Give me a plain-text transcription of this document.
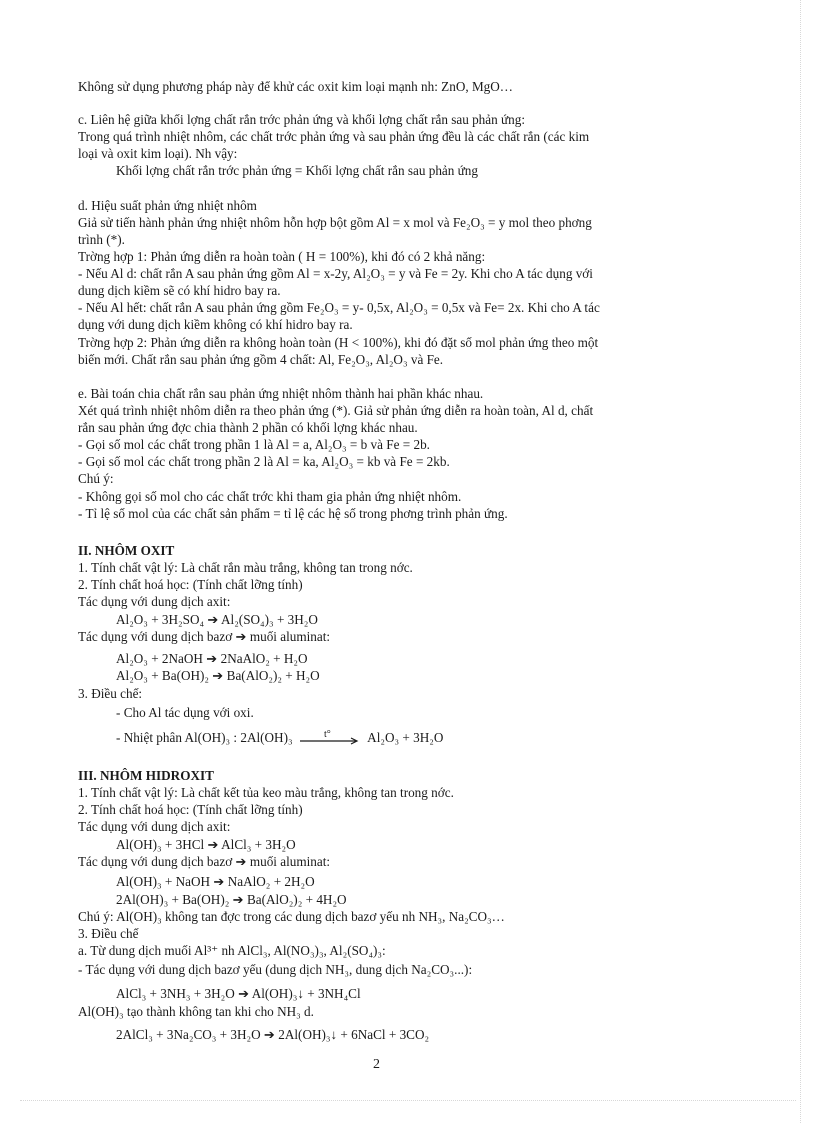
Không sử dụng phương pháp này để khử các oxit kim loại mạnh nh: ZnO, MgO…
c. Liên hệ giữa khối lợng chất rắn trớc phản ứng và khối lợng chất rắn sau phản ứng:
Trong quá trình nhiệt nhôm, các chất trớc phản ứng và sau phản ứng đều là các chất rắn (các kim
loại và oxit kim loại). Nh vậy:
Khối lợng chất rắn trớc phản ứng = Khối lợng chất rắn sau phản ứng
d. Hiệu suất phản ứng nhiệt nhôm
Giả sử tiến hành phản ứng nhiệt nhôm hỗn hợp bột gồm Al = x mol và Fe₂O₃ = y mol theo phơng
trình (*).
Trờng hợp 1: Phản ứng diễn ra hoàn toàn ( H = 100%), khi đó có 2 khả năng:
- Nếu Al d: chất rắn A sau phản ứng gồm Al = x-2y, Al₂O₃ = y và Fe = 2y. Khi cho A tác dụng với
dung dịch kiềm sẽ có khí hidro bay ra.
- Nếu Al hết: chất rắn A sau phản ứng gồm Fe₂O₃ = y- 0,5x, Al₂O₃ = 0,5x và Fe= 2x. Khi cho A tác
dụng với dung dịch kiềm không có khí hidro bay ra.
Trờng hợp 2: Phản ứng diễn ra không hoàn toàn (H < 100%), khi đó đặt số mol phản ứng theo một
biến mới. Chất rắn sau phản ứng gồm 4 chất: Al, Fe₂O₃, Al₂O₃ và Fe.
e. Bài toán chia chất rắn sau phản ứng nhiệt nhôm thành hai phần khác nhau.
Xét quá trình nhiệt nhôm diễn ra theo phản ứng (*). Giả sử phản ứng diễn ra hoàn toàn, Al d, chất
rắn sau phản ứng đợc chia thành 2 phần có khối lợng khác nhau.
- Gọi số mol các chất trong phần 1 là Al = a, Al₂O₃ = b và Fe = 2b.
- Gọi số mol các chất trong phần 2 là Al = ka, Al₂O₃ = kb và Fe = 2kb.
Chú ý:
- Không gọi số mol cho các chất trớc khi tham gia phản ứng nhiệt nhôm.
- Tỉ lệ số mol của các chất sản phẩm = tỉ lệ các hệ số trong phơng trình phản ứng.
II. NHÔM OXIT
1. Tính chất vật lý: Là chất rắn màu trắng, không tan trong nớc.
2. Tính chất hoá học: (Tính chất lỡng tính)
Tác dụng với dung dịch axit:
Al₂O₃ + 3H₂SO₄ ➔ Al₂(SO₄)₃ + 3H₂O
Tác dụng với dung dịch bazơ ➔ muối aluminat:
Al₂O₃ + 2NaOH ➔ 2NaAlO₂ + H₂O
Al₂O₃ + Ba(OH)₂ ➔ Ba(AlO₂)₂ + H₂O
3. Điều chế:
- Cho Al tác dụng với oxi.
- Nhiệt phân Al(OH)₃ : 2Al(OH)₃	t°	Al₂O₃ + 3H₂O
III. NHÔM HIDROXIT
1. Tính chất vật lý: Là chất kết tủa keo màu trắng, không tan trong nớc.
2. Tính chất hoá học: (Tính chất lỡng tính)
Tác dụng với dung dịch axit:
Al(OH)₃ + 3HCl ➔ AlCl₃ + 3H₂O
Tác dụng với dung dịch bazơ ➔ muối aluminat:
Al(OH)₃ + NaOH ➔ NaAlO₂ + 2H₂O
2Al(OH)₃ + Ba(OH)₂ ➔ Ba(AlO₂)₂ + 4H₂O
Chú ý: Al(OH)₃ không tan đợc trong các dung dịch bazơ yếu nh NH₃, Na₂CO₃…
3. Điều chế
a. Từ dung dịch muối Al³⁺ nh AlCl₃, Al(NO₃)₃, Al₂(SO₄)₃:
- Tác dụng với dung dịch bazơ yếu (dung dịch NH₃, dung dịch Na₂CO₃...):
AlCl₃ + 3NH₃ + 3H₂O ➔ Al(OH)₃↓ + 3NH₄Cl
Al(OH)₃ tạo thành không tan khi cho NH₃ d.
2AlCl₃ + 3Na₂CO₃ + 3H₂O ➔ 2Al(OH)₃↓ + 6NaCl + 3CO₂
2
====================
Work to do =
Retype each line of the listing above word for word. Exclude the pictures.

Solution to this problem =
Give me a plain-text transcription of this document.
Không sử dụng phương pháp này để khử các oxit kim loại mạnh nh: ZnO, MgO…
c. Liên hệ giữa khối lợng chất rắn trớc phản ứng và khối lợng chất rắn sau phản ứng:
Trong quá trình nhiệt nhôm, các chất trớc phản ứng và sau phản ứng đều là các chất rắn (các kim
loại và oxit kim loại). Nh vậy:
Khối lợng chất rắn trớc phản ứng = Khối lợng chất rắn sau phản ứng
d. Hiệu suất phản ứng nhiệt nhôm
Giả sử tiến hành phản ứng nhiệt nhôm hỗn hợp bột gồm Al = x mol và Fe₂O₃ = y mol theo phơng
trình (*).
Trờng hợp 1: Phản ứng diễn ra hoàn toàn ( H = 100%), khi đó có 2 khả năng:
- Nếu Al d: chất rắn A sau phản ứng gồm Al = x-2y, Al₂O₃ = y và Fe = 2y. Khi cho A tác dụng với
dung dịch kiềm sẽ có khí hidro bay ra.
- Nếu Al hết: chất rắn A sau phản ứng gồm Fe₂O₃ = y- 0,5x, Al₂O₃ = 0,5x và Fe= 2x. Khi cho A tác
dụng với dung dịch kiềm không có khí hidro bay ra.
Trờng hợp 2: Phản ứng diễn ra không hoàn toàn (H < 100%), khi đó đặt số mol phản ứng theo một
biến mới. Chất rắn sau phản ứng gồm 4 chất: Al, Fe₂O₃, Al₂O₃ và Fe.
e. Bài toán chia chất rắn sau phản ứng nhiệt nhôm thành hai phần khác nhau.
Xét quá trình nhiệt nhôm diễn ra theo phản ứng (*). Giả sử phản ứng diễn ra hoàn toàn, Al d, chất
rắn sau phản ứng đợc chia thành 2 phần có khối lợng khác nhau.
- Gọi số mol các chất trong phần 1 là Al = a, Al₂O₃ = b và Fe = 2b.
- Gọi số mol các chất trong phần 2 là Al = ka, Al₂O₃ = kb và Fe = 2kb.
Chú ý:
- Không gọi số mol cho các chất trớc khi tham gia phản ứng nhiệt nhôm.
- Tỉ lệ số mol của các chất sản phẩm = tỉ lệ các hệ số trong phơng trình phản ứng.
II. NHÔM OXIT
1. Tính chất vật lý: Là chất rắn màu trắng, không tan trong nớc.
2. Tính chất hoá học: (Tính chất lỡng tính)
Tác dụng với dung dịch axit:
Al₂O₃ + 3H₂SO₄ ➔ Al₂(SO₄)₃ + 3H₂O
Tác dụng với dung dịch bazơ ➔ muối aluminat:
Al₂O₃ + 2NaOH ➔ 2NaAlO₂ + H₂O
Al₂O₃ + Ba(OH)₂ ➔ Ba(AlO₂)₂ + H₂O
3. Điều chế:
- Cho Al tác dụng với oxi.
- Nhiệt phân Al(OH)₃ : 2Al(OH)₃	t°	Al₂O₃ + 3H₂O
III. NHÔM HIDROXIT
1. Tính chất vật lý: Là chất kết tủa keo màu trắng, không tan trong nớc.
2. Tính chất hoá học: (Tính chất lỡng tính)
Tác dụng với dung dịch axit:
Al(OH)₃ + 3HCl ➔ AlCl₃ + 3H₂O
Tác dụng với dung dịch bazơ ➔ muối aluminat:
Al(OH)₃ + NaOH ➔ NaAlO₂ + 2H₂O
2Al(OH)₃ + Ba(OH)₂ ➔ Ba(AlO₂)₂ + 4H₂O
Chú ý: Al(OH)₃ không tan đợc trong các dung dịch bazơ yếu nh NH₃, Na₂CO₃…
3. Điều chế
a. Từ dung dịch muối Al³⁺ nh AlCl₃, Al(NO₃)₃, Al₂(SO₄)₃:
- Tác dụng với dung dịch bazơ yếu (dung dịch NH₃, dung dịch Na₂CO₃...):
AlCl₃ + 3NH₃ + 3H₂O ➔ Al(OH)₃↓ + 3NH₄Cl
Al(OH)₃ tạo thành không tan khi cho NH₃ d.
2AlCl₃ + 3Na₂CO₃ + 3H₂O ➔ 2Al(OH)₃↓ + 6NaCl + 3CO₂
2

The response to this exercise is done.